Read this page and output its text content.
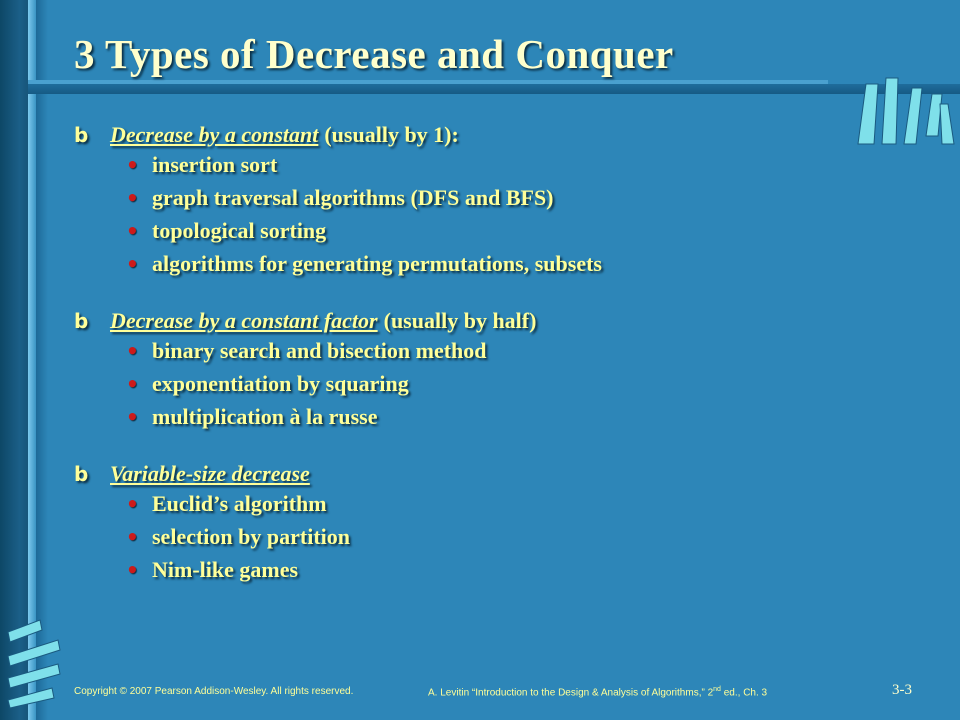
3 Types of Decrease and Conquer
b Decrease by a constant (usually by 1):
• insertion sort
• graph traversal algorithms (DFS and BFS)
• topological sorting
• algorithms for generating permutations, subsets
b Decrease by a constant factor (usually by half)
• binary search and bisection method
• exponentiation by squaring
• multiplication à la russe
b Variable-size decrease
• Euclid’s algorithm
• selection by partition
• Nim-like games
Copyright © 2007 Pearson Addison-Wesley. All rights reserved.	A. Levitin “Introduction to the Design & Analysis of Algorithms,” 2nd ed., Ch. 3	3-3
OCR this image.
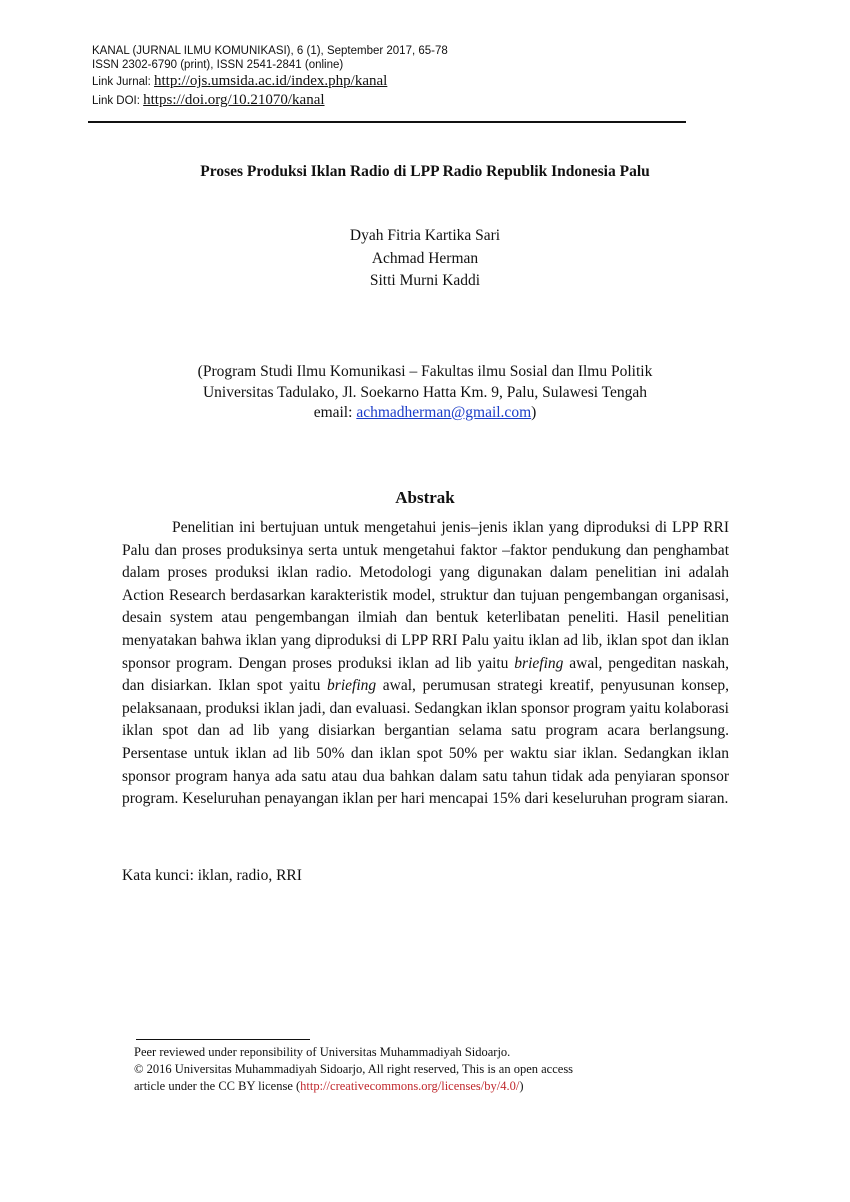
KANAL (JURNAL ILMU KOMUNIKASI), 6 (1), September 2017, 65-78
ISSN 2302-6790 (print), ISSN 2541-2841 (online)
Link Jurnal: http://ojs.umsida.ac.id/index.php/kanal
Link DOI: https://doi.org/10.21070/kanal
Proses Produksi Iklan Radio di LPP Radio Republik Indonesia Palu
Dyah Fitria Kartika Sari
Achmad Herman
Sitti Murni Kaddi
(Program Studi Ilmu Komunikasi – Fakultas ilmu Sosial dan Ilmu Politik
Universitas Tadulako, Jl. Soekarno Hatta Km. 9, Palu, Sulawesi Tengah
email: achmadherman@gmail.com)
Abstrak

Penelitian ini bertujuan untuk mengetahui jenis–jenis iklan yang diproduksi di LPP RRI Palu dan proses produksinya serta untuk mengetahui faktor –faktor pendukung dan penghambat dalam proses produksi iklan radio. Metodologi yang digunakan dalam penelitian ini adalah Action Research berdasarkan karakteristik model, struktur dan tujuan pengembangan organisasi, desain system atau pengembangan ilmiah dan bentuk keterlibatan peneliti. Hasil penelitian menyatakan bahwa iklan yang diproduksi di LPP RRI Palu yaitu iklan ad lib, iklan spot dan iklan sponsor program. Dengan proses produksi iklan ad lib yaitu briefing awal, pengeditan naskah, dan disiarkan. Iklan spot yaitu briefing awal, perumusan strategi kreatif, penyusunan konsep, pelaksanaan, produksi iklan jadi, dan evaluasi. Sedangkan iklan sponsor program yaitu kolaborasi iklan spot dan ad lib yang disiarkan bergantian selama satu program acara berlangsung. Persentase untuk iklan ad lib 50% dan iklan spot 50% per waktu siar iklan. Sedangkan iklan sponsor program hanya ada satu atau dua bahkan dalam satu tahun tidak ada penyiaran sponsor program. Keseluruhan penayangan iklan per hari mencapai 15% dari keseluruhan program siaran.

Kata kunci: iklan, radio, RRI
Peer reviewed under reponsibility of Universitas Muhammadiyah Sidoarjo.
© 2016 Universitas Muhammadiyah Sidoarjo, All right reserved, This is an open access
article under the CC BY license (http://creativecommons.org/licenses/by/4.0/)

-- Requirements --
Select every line in the material above where the string "constant" occurs, and copy it.

-- Written response --
b Decrease by a constant (usually by 1):
b Decrease by a constant factor (usually by half)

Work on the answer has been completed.